[Start]

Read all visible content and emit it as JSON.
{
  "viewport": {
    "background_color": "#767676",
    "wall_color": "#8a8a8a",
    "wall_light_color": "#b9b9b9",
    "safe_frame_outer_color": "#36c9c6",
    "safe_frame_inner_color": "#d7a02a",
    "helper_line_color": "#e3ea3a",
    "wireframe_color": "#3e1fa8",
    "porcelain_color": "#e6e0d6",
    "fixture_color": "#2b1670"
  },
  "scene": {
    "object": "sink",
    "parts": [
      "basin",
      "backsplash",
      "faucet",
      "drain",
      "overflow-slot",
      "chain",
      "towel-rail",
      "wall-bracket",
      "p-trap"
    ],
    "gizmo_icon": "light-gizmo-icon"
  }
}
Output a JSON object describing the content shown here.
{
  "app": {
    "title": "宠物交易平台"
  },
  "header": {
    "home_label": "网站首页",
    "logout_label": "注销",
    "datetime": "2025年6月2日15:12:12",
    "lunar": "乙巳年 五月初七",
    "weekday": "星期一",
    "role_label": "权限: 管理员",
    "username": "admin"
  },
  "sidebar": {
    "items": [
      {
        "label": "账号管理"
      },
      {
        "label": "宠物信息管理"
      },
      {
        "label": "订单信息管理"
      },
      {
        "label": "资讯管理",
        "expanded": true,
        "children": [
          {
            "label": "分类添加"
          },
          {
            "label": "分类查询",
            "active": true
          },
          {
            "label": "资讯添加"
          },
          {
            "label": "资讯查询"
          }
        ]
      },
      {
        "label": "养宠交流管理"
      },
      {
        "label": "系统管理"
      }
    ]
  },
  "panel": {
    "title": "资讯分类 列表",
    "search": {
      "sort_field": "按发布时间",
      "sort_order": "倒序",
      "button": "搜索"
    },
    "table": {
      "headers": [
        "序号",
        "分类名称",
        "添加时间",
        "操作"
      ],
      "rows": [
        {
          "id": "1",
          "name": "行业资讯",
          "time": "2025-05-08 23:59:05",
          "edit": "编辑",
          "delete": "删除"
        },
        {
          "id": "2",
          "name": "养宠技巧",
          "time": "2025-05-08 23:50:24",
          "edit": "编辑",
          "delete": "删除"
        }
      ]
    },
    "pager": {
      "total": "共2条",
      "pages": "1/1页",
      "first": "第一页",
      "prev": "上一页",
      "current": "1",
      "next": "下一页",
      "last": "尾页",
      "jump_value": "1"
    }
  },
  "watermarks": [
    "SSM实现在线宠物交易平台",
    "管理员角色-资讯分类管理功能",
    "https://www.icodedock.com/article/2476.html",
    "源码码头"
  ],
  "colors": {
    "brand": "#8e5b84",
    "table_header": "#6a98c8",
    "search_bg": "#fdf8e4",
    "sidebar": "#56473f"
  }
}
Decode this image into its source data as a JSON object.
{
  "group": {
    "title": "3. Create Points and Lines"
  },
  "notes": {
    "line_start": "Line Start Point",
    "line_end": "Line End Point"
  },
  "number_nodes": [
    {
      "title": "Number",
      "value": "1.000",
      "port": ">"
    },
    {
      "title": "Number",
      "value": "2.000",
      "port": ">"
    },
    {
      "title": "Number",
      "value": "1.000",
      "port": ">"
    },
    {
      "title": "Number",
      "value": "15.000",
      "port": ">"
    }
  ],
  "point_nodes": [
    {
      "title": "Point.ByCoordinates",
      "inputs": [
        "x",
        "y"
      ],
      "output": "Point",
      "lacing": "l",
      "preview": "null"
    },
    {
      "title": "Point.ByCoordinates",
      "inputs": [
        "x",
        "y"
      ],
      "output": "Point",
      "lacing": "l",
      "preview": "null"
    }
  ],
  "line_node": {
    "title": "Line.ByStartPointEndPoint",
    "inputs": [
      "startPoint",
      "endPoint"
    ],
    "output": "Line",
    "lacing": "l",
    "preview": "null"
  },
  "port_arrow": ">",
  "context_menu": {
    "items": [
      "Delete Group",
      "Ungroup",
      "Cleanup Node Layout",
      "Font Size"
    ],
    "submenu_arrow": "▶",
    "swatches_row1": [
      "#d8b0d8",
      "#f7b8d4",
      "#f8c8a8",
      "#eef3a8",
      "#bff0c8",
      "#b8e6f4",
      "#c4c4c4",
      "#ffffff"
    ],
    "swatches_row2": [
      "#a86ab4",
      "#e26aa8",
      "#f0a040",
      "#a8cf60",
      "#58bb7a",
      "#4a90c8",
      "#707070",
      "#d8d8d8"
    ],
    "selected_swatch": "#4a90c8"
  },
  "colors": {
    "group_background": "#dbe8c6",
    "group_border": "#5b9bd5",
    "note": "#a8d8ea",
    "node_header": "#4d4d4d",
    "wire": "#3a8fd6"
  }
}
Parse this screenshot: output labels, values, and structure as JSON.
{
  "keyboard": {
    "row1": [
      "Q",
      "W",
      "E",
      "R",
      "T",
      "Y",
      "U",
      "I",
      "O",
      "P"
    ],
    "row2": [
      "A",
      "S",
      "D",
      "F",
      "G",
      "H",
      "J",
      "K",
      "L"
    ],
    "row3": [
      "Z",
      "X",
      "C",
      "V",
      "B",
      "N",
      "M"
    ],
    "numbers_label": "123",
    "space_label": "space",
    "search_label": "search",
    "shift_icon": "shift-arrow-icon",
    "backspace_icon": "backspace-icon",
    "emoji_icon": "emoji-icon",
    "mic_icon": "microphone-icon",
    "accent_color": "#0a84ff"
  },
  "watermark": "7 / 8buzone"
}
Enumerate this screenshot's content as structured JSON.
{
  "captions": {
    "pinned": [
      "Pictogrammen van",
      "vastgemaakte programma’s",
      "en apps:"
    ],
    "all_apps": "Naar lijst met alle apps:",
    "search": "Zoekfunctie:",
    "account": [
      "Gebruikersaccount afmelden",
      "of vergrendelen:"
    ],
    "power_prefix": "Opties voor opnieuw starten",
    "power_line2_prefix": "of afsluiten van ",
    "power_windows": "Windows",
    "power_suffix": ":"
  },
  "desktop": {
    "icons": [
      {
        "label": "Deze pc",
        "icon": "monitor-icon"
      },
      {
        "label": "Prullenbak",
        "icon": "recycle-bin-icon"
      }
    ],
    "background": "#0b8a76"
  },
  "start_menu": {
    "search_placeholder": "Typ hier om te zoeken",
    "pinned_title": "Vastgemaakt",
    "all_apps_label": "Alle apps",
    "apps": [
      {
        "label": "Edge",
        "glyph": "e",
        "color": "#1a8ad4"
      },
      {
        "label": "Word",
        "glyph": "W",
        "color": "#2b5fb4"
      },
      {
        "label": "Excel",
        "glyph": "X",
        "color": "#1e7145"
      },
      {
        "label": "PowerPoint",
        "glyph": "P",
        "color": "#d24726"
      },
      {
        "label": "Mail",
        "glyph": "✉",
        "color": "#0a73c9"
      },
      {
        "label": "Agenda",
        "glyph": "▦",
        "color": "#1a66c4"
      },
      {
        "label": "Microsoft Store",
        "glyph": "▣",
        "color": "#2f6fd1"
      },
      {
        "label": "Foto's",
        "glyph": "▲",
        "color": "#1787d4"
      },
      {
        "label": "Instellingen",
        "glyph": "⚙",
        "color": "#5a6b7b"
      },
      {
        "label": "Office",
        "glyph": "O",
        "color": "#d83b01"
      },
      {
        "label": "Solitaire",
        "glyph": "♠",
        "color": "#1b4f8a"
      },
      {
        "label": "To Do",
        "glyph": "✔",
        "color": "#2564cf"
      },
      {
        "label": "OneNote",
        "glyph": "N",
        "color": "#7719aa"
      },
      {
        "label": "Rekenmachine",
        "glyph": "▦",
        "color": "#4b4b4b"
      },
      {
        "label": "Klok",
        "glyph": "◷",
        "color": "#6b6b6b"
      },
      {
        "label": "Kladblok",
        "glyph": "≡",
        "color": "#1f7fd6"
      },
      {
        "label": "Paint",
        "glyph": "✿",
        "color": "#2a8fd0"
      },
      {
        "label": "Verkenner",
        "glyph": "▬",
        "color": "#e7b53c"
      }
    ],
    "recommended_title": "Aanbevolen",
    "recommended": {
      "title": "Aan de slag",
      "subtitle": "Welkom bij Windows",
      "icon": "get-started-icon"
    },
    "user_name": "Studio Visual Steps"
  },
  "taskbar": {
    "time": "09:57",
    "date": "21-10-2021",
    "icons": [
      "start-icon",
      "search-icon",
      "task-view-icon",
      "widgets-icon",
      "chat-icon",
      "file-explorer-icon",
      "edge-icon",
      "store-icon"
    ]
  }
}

[End]

=== REQUIREMENTS ===
Pull every line containing "JSON" out of the records.

=== PROBLEM SOLUTION ===
Read all visible content and emit it as JSON.
Output a JSON object describing the content shown here.
Decode this image into its source data as a JSON object.
Parse this screenshot: output labels, values, and structure as JSON.
Enumerate this screenshot's content as structured JSON.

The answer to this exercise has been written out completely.